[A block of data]
* Begin *

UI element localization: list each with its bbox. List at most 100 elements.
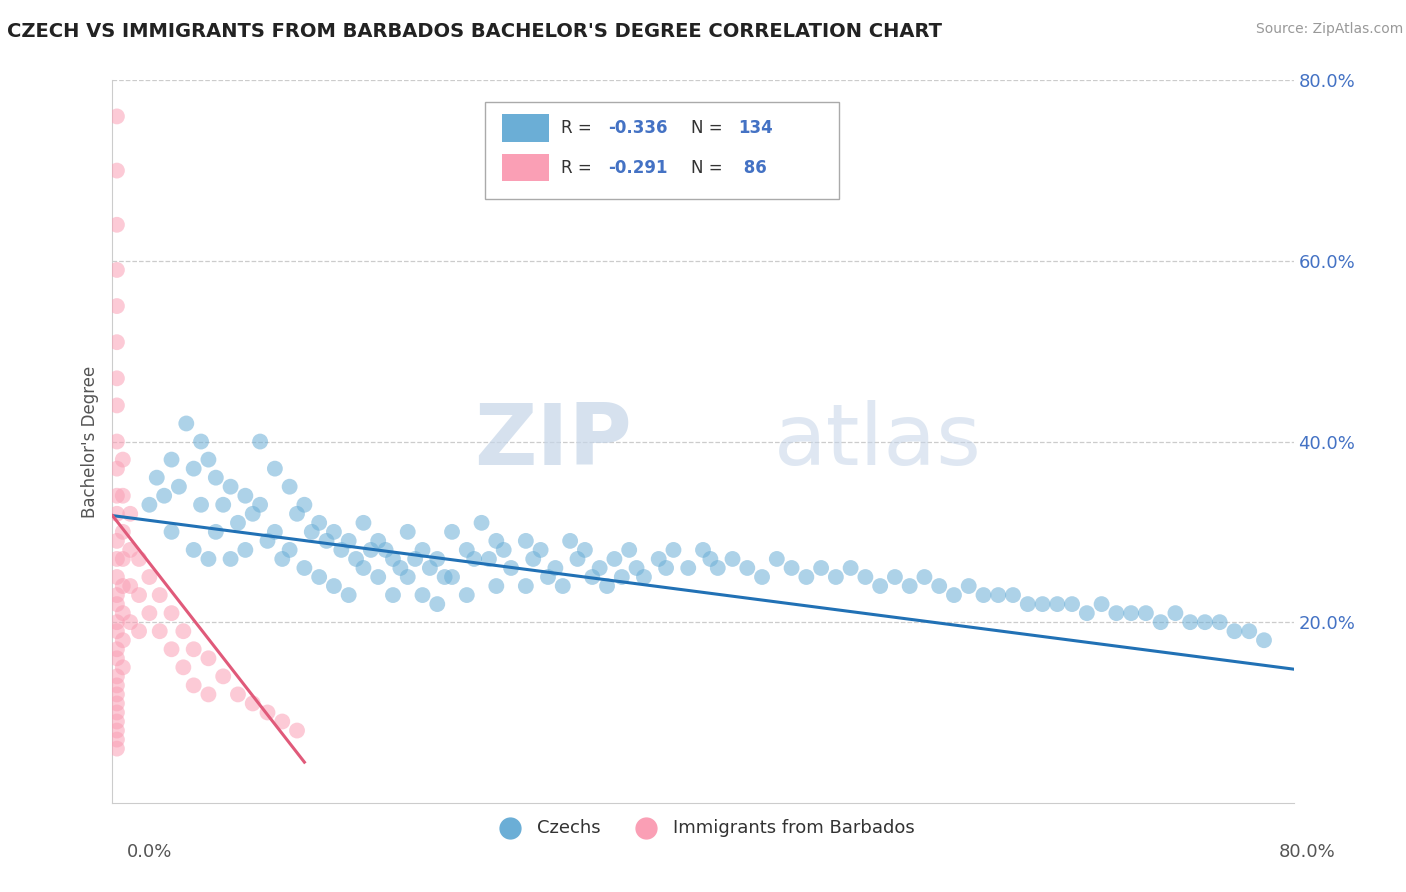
Point bbox=[441, 524, 464, 539]
Point bbox=[120, 507, 142, 521]
FancyBboxPatch shape bbox=[485, 102, 839, 200]
Point bbox=[678, 561, 700, 575]
Point bbox=[146, 471, 169, 485]
Point bbox=[105, 109, 128, 123]
Point bbox=[367, 570, 389, 584]
Text: -0.291: -0.291 bbox=[609, 159, 668, 177]
Point bbox=[197, 552, 219, 566]
Point bbox=[233, 489, 256, 503]
Point bbox=[824, 570, 846, 584]
Point bbox=[105, 678, 128, 692]
Point bbox=[308, 516, 330, 530]
Point bbox=[105, 398, 128, 412]
Point bbox=[382, 588, 405, 602]
Point bbox=[183, 461, 205, 475]
Text: ZIP: ZIP bbox=[474, 400, 633, 483]
Point bbox=[149, 624, 172, 639]
Point bbox=[1119, 606, 1142, 620]
Point bbox=[463, 552, 485, 566]
Point bbox=[478, 552, 501, 566]
Point bbox=[1150, 615, 1173, 630]
Point bbox=[551, 579, 574, 593]
Point bbox=[1032, 597, 1054, 611]
Point bbox=[515, 533, 537, 548]
Text: 80.0%: 80.0% bbox=[1279, 843, 1336, 861]
Point bbox=[626, 561, 648, 575]
Point bbox=[212, 498, 235, 512]
Text: Source: ZipAtlas.com: Source: ZipAtlas.com bbox=[1256, 22, 1403, 37]
Point bbox=[780, 561, 803, 575]
Text: R =: R = bbox=[561, 119, 598, 137]
Point bbox=[619, 542, 641, 557]
Text: N =: N = bbox=[692, 119, 728, 137]
Point bbox=[278, 480, 301, 494]
Point bbox=[271, 714, 294, 729]
Point bbox=[1062, 597, 1084, 611]
Point bbox=[233, 542, 256, 557]
Point bbox=[105, 434, 128, 449]
Point bbox=[105, 461, 128, 475]
Point bbox=[249, 434, 271, 449]
Point bbox=[105, 597, 128, 611]
Point bbox=[292, 498, 315, 512]
Point bbox=[105, 218, 128, 232]
Point bbox=[574, 542, 596, 557]
Point bbox=[105, 507, 128, 521]
Point bbox=[367, 533, 389, 548]
Point bbox=[278, 542, 301, 557]
Point bbox=[197, 452, 219, 467]
Point bbox=[105, 615, 128, 630]
Point bbox=[190, 498, 212, 512]
Point bbox=[315, 533, 337, 548]
Point bbox=[470, 516, 494, 530]
Point bbox=[567, 552, 589, 566]
Bar bbox=[502, 154, 550, 181]
Point bbox=[692, 542, 714, 557]
Point bbox=[105, 642, 128, 657]
Point bbox=[256, 706, 278, 720]
Point bbox=[111, 489, 134, 503]
Point bbox=[647, 552, 671, 566]
Point bbox=[264, 461, 287, 475]
Point bbox=[456, 588, 478, 602]
Point bbox=[382, 552, 405, 566]
Point bbox=[183, 642, 205, 657]
Point bbox=[271, 552, 294, 566]
Point bbox=[884, 570, 907, 584]
Point bbox=[301, 524, 323, 539]
Point bbox=[120, 579, 142, 593]
Point bbox=[120, 542, 142, 557]
Point bbox=[396, 524, 419, 539]
Point bbox=[105, 489, 128, 503]
Point bbox=[699, 552, 721, 566]
Point bbox=[558, 533, 582, 548]
Point bbox=[942, 588, 965, 602]
Point bbox=[588, 561, 610, 575]
Point bbox=[1105, 606, 1128, 620]
Point bbox=[105, 624, 128, 639]
Point bbox=[149, 588, 172, 602]
Point bbox=[433, 570, 456, 584]
Point bbox=[662, 542, 685, 557]
Point bbox=[581, 570, 603, 584]
Point bbox=[485, 533, 508, 548]
Point bbox=[655, 561, 678, 575]
Point bbox=[898, 579, 921, 593]
Point bbox=[411, 542, 433, 557]
Point bbox=[766, 552, 789, 566]
Point bbox=[190, 434, 212, 449]
Point bbox=[111, 660, 134, 674]
Point bbox=[987, 588, 1010, 602]
Point bbox=[226, 516, 249, 530]
Point bbox=[1208, 615, 1232, 630]
Point bbox=[105, 335, 128, 350]
Point bbox=[160, 642, 183, 657]
Point bbox=[172, 624, 194, 639]
Point bbox=[219, 552, 242, 566]
Text: CZECH VS IMMIGRANTS FROM BARBADOS BACHELOR'S DEGREE CORRELATION CHART: CZECH VS IMMIGRANTS FROM BARBADOS BACHEL… bbox=[7, 22, 942, 41]
Text: R =: R = bbox=[561, 159, 598, 177]
Point bbox=[337, 533, 360, 548]
Point bbox=[105, 714, 128, 729]
Text: 86: 86 bbox=[738, 159, 768, 177]
Point bbox=[596, 579, 619, 593]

* End *

**Task statement**. Present every line of the records as a Markdown table with the columns Row and Line, numbering the rows and skipping blank lines. Leave the pictures out of the answer.

**Result below**.
| Row | Line |
|---|---|
| 1 | UI element localization: list each with its bbox. List at most 100 elements. |
| 2 | Point bbox=[441, 524, 464, 539] |
| 3 | Point bbox=[120, 507, 142, 521] |
| 4 | FancyBboxPatch shape bbox=[485, 102, 839, 200] |
| 5 | Point bbox=[678, 561, 700, 575] |
| 6 | Point bbox=[146, 471, 169, 485] |
| 7 | Point bbox=[105, 109, 128, 123] |
| 8 | Point bbox=[367, 570, 389, 584] |
| 9 | Text: -0.291: -0.291 bbox=[609, 159, 668, 177] |
| 10 | Point bbox=[197, 552, 219, 566] |
| 11 | Point bbox=[233, 489, 256, 503] |
| 12 | Point bbox=[824, 570, 846, 584] |
| 13 | Point bbox=[105, 678, 128, 692] |
| 14 | Point bbox=[308, 516, 330, 530] |
| 15 | Point bbox=[105, 398, 128, 412] |
| 16 | Point bbox=[382, 588, 405, 602] |
| 17 | Point bbox=[183, 461, 205, 475] |
| 18 | Text: ZIP: ZIP bbox=[474, 400, 633, 483] |
| 19 | Point bbox=[149, 624, 172, 639] |
| 20 | Point bbox=[1119, 606, 1142, 620] |
| 21 | Point bbox=[463, 552, 485, 566] |
| 22 | Point bbox=[478, 552, 501, 566] |
| 23 | Point bbox=[1150, 615, 1173, 630] |
| 24 | Point bbox=[551, 579, 574, 593] |
| 25 | Point bbox=[1032, 597, 1054, 611] |
| 26 | Point bbox=[515, 533, 537, 548] |
| 27 | Text: 80.0%: 80.0% bbox=[1279, 843, 1336, 861] |
| 28 | Point bbox=[626, 561, 648, 575] |
| 29 | Point bbox=[212, 498, 235, 512] |
| 30 | Text: Source: ZipAtlas.com: Source: ZipAtlas.com bbox=[1256, 22, 1403, 37] |
| 31 | Point bbox=[780, 561, 803, 575] |
| 32 | Text: R =: R = bbox=[561, 119, 598, 137] |
| 33 | Point bbox=[619, 542, 641, 557] |
| 34 | Text: N =: N = bbox=[692, 119, 728, 137] |
| 35 | Point bbox=[278, 480, 301, 494] |
| 36 | Point bbox=[271, 714, 294, 729] |
| 37 | Point bbox=[1062, 597, 1084, 611] |
| 38 | Point bbox=[233, 542, 256, 557] |
| 39 | Point bbox=[105, 434, 128, 449] |
| 40 | Point bbox=[105, 461, 128, 475] |
| 41 | Point bbox=[249, 434, 271, 449] |
| 42 | Point bbox=[105, 597, 128, 611] |
| 43 | Point bbox=[292, 498, 315, 512] |
| 44 | Point bbox=[105, 218, 128, 232] |
| 45 | Point bbox=[574, 542, 596, 557] |
| 46 | Point bbox=[105, 507, 128, 521] |
| 47 | Point bbox=[367, 533, 389, 548] |
| 48 | Point bbox=[278, 542, 301, 557] |
| 49 | Point bbox=[197, 452, 219, 467] |
| 50 | Point bbox=[105, 615, 128, 630] |
| 51 | Point bbox=[190, 498, 212, 512] |
| 52 | Point bbox=[315, 533, 337, 548] |
| 53 | Point bbox=[470, 516, 494, 530] |
| 54 | Point bbox=[567, 552, 589, 566] |
| 55 | Bar bbox=[502, 154, 550, 181] |
| 56 | Point bbox=[692, 542, 714, 557] |
| 57 | Point bbox=[105, 642, 128, 657] |
| 58 | Point bbox=[256, 706, 278, 720] |
| 59 | Point bbox=[111, 489, 134, 503] |
| 60 | Point bbox=[647, 552, 671, 566] |
| 61 | Point bbox=[264, 461, 287, 475] |
| 62 | Point bbox=[456, 588, 478, 602] |
| 63 | Point bbox=[382, 552, 405, 566] |
| 64 | Point bbox=[183, 642, 205, 657] |
| 65 | Point bbox=[271, 552, 294, 566] |
| 66 | Point bbox=[884, 570, 907, 584] |
| 67 | Point bbox=[301, 524, 323, 539] |
| 68 | Point bbox=[120, 579, 142, 593] |
| 69 | Point bbox=[120, 542, 142, 557] |
| 70 | Point bbox=[396, 524, 419, 539] |
| 71 | Point bbox=[105, 489, 128, 503] |
| 72 | Point bbox=[699, 552, 721, 566] |
| 73 | Point bbox=[558, 533, 582, 548] |
| 74 | Point bbox=[942, 588, 965, 602] |
| 75 | Point bbox=[588, 561, 610, 575] |
| 76 | Point bbox=[1105, 606, 1128, 620] |
| 77 | Point bbox=[105, 624, 128, 639] |
| 78 | Point bbox=[149, 588, 172, 602] |
| 79 | Point bbox=[433, 570, 456, 584] |
| 80 | Point bbox=[662, 542, 685, 557] |
| 81 | Point bbox=[581, 570, 603, 584] |
| 82 | Point bbox=[485, 533, 508, 548] |
| 83 | Point bbox=[655, 561, 678, 575] |
| 84 | Point bbox=[898, 579, 921, 593] |
| 85 | Point bbox=[411, 542, 433, 557] |
| 86 | Point bbox=[766, 552, 789, 566] |
| 87 | Point bbox=[190, 434, 212, 449] |
| 88 | Point bbox=[111, 660, 134, 674] |
| 89 | Point bbox=[987, 588, 1010, 602] |
| 90 | Point bbox=[226, 516, 249, 530] |
| 91 | Point bbox=[1208, 615, 1232, 630] |
| 92 | Point bbox=[105, 335, 128, 350] |
| 93 | Point bbox=[160, 642, 183, 657] |
| 94 | Point bbox=[172, 624, 194, 639] |
| 95 | Point bbox=[219, 552, 242, 566] |
| 96 | Text: CZECH VS IMMIGRANTS FROM BARBADOS BACHELOR'S DEGREE CORRELATION CHART: CZECH VS IMMIGRANTS FROM BARBADOS BACHEL… bbox=[7, 22, 942, 41] |
| 97 | Text: R =: R = bbox=[561, 159, 598, 177] |
| 98 | Point bbox=[337, 533, 360, 548] |
| 99 | Point bbox=[105, 714, 128, 729] |
| 100 | Text: 86: 86 bbox=[738, 159, 768, 177] |
| 101 | Point bbox=[596, 579, 619, 593] |